• _Entries supplied_
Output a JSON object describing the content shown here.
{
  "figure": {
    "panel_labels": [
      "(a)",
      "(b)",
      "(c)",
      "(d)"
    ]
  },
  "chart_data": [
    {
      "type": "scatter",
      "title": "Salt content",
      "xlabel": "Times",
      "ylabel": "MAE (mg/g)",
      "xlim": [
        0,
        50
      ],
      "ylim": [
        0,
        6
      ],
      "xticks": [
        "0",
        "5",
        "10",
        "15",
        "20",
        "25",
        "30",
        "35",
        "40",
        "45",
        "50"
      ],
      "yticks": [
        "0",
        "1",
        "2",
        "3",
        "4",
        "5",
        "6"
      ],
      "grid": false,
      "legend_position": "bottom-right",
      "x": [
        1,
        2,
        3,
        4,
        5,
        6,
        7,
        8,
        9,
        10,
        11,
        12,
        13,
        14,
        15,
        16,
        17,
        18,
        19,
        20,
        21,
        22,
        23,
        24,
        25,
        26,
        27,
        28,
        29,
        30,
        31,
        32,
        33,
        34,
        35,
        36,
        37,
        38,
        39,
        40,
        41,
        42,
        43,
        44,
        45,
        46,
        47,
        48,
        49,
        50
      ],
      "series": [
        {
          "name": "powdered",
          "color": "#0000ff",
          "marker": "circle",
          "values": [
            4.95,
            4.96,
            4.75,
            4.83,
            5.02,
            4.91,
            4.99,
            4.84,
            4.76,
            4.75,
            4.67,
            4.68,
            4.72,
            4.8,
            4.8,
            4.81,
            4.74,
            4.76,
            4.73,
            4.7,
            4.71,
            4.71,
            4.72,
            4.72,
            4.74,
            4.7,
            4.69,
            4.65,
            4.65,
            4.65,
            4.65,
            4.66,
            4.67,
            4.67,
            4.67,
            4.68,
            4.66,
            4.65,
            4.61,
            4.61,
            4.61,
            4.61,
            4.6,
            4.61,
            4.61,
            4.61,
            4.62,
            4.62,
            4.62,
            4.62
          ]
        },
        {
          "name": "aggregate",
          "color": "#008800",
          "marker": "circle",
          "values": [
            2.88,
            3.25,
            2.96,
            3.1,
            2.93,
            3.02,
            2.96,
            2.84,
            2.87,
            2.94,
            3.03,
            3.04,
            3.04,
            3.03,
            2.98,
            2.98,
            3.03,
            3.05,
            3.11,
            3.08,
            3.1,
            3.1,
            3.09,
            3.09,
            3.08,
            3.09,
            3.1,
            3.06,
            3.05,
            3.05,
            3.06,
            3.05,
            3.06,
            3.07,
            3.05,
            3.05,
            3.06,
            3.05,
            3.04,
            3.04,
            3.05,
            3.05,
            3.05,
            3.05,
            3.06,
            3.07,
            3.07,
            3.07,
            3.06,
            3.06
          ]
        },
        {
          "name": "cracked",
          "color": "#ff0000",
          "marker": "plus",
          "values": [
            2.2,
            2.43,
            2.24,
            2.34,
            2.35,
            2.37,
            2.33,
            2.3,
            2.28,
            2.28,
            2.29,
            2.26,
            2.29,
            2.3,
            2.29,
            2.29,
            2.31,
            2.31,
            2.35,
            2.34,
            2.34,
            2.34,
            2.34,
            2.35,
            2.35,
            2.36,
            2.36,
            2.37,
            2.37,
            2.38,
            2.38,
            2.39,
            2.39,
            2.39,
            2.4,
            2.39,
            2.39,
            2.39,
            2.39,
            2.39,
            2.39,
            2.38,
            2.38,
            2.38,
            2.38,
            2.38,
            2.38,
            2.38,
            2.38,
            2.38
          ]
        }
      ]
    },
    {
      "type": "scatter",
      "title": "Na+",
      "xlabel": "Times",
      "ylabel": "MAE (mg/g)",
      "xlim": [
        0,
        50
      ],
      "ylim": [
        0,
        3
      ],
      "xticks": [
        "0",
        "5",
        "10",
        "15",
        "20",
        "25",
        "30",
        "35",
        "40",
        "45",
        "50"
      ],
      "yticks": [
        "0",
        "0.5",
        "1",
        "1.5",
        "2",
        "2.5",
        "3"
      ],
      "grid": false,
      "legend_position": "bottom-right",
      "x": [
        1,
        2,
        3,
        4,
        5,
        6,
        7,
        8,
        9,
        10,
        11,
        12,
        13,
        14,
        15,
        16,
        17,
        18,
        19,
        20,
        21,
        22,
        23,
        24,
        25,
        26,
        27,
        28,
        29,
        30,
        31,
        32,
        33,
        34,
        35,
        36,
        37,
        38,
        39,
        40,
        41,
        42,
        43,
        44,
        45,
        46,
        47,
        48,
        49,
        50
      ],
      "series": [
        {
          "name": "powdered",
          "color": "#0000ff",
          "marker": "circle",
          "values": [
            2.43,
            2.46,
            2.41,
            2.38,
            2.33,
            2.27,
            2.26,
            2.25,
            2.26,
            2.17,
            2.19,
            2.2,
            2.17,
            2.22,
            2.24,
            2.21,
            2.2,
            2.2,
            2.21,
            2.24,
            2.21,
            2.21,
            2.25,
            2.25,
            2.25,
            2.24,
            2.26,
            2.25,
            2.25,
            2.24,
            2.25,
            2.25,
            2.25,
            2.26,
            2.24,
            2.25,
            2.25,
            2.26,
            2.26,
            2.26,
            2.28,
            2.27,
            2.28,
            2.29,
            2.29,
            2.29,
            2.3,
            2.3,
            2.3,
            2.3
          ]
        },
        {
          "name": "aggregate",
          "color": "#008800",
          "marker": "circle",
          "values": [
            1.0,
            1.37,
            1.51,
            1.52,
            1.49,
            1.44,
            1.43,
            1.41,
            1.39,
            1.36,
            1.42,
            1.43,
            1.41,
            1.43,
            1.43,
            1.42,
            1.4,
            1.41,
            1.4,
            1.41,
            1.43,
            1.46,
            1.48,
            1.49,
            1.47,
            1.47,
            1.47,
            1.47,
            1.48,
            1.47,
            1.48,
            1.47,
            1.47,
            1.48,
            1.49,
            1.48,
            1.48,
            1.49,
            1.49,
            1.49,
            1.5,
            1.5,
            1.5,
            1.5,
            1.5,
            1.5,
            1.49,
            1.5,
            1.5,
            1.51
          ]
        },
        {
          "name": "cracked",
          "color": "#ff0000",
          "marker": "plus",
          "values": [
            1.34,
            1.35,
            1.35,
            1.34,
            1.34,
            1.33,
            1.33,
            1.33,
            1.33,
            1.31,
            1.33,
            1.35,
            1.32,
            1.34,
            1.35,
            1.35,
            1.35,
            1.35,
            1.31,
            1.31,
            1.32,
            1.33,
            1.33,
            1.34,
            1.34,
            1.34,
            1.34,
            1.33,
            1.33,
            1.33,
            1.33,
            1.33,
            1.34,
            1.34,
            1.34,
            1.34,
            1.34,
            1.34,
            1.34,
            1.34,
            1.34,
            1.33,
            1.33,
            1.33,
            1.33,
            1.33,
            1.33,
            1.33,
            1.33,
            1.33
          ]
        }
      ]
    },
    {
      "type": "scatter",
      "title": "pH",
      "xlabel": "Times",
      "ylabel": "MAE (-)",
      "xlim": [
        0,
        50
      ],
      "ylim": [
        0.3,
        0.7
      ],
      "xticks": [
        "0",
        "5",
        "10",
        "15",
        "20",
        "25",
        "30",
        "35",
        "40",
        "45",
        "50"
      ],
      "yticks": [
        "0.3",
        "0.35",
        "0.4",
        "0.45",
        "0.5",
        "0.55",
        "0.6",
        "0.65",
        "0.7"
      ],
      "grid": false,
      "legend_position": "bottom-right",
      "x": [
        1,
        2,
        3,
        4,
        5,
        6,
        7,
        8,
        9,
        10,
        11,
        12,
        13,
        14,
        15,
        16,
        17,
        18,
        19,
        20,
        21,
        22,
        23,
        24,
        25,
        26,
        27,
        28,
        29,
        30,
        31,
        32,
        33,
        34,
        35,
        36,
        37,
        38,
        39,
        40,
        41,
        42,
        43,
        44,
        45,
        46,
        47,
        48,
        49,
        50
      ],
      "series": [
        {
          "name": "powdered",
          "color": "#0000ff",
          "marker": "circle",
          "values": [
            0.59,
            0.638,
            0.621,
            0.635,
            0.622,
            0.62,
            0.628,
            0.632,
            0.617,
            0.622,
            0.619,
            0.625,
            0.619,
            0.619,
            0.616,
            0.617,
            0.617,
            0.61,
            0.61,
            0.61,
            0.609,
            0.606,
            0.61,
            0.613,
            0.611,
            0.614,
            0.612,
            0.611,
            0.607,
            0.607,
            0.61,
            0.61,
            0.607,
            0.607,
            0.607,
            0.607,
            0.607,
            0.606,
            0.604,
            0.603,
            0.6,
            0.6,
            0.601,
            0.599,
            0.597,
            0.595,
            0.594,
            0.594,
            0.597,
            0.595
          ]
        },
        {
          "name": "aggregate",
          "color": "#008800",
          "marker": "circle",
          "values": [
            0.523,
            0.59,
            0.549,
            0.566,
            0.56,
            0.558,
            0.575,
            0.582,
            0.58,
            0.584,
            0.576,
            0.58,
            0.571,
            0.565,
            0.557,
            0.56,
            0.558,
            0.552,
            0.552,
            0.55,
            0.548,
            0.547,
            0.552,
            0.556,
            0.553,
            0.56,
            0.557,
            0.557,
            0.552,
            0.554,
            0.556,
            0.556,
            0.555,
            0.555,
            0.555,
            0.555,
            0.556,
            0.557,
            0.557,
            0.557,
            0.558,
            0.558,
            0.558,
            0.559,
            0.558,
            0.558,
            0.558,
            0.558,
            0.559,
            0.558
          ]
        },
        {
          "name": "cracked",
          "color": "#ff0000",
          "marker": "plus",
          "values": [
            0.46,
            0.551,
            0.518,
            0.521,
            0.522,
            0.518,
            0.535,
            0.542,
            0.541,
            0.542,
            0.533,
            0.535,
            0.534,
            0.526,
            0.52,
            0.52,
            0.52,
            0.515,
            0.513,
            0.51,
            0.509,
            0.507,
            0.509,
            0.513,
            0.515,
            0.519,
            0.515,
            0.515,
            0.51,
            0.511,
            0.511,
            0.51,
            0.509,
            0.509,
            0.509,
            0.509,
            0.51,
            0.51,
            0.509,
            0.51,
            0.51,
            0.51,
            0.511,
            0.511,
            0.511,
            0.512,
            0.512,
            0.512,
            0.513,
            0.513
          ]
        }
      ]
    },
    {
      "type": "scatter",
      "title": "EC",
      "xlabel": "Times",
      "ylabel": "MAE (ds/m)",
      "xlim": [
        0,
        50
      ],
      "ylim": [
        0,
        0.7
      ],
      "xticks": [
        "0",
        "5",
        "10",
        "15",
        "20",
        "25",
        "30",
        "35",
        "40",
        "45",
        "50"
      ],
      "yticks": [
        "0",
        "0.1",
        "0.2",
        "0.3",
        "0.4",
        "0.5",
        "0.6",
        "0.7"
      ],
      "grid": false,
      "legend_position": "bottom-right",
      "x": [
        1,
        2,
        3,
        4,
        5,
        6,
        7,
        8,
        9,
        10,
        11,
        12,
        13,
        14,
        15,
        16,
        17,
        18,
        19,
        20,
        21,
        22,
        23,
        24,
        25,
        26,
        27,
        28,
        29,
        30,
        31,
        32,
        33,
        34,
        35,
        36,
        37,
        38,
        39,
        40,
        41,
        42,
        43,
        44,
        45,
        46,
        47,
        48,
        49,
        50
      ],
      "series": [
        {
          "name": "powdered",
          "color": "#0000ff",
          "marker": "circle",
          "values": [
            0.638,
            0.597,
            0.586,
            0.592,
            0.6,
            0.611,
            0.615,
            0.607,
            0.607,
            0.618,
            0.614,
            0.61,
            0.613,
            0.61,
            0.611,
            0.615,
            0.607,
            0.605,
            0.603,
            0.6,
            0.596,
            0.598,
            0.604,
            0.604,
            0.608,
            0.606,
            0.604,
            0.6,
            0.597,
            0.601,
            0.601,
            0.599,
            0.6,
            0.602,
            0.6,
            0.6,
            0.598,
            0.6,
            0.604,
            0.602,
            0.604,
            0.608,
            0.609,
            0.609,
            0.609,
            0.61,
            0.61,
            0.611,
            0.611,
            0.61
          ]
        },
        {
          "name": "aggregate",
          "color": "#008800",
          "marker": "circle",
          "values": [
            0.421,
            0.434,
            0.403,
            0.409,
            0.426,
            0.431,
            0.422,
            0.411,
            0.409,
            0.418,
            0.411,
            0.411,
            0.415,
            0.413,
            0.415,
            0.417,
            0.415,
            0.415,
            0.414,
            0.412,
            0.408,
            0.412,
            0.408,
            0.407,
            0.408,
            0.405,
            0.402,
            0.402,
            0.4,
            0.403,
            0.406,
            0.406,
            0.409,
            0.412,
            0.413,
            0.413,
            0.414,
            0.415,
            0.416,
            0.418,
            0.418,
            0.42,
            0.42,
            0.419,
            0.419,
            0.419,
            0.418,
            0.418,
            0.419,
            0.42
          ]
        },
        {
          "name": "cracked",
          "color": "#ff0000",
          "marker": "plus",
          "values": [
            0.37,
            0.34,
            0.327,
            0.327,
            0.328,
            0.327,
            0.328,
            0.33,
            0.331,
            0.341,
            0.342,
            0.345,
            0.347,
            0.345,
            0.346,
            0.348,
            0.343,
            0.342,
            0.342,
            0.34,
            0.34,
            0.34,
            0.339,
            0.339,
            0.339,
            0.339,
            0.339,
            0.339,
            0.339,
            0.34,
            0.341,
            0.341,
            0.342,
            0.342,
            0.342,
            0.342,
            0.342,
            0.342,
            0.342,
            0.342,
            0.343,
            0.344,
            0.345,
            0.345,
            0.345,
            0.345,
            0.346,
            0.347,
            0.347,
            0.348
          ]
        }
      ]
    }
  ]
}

• _Set task_
Say how many lines hold the word "title", giving the number and nothing else.

• _Written solution_
4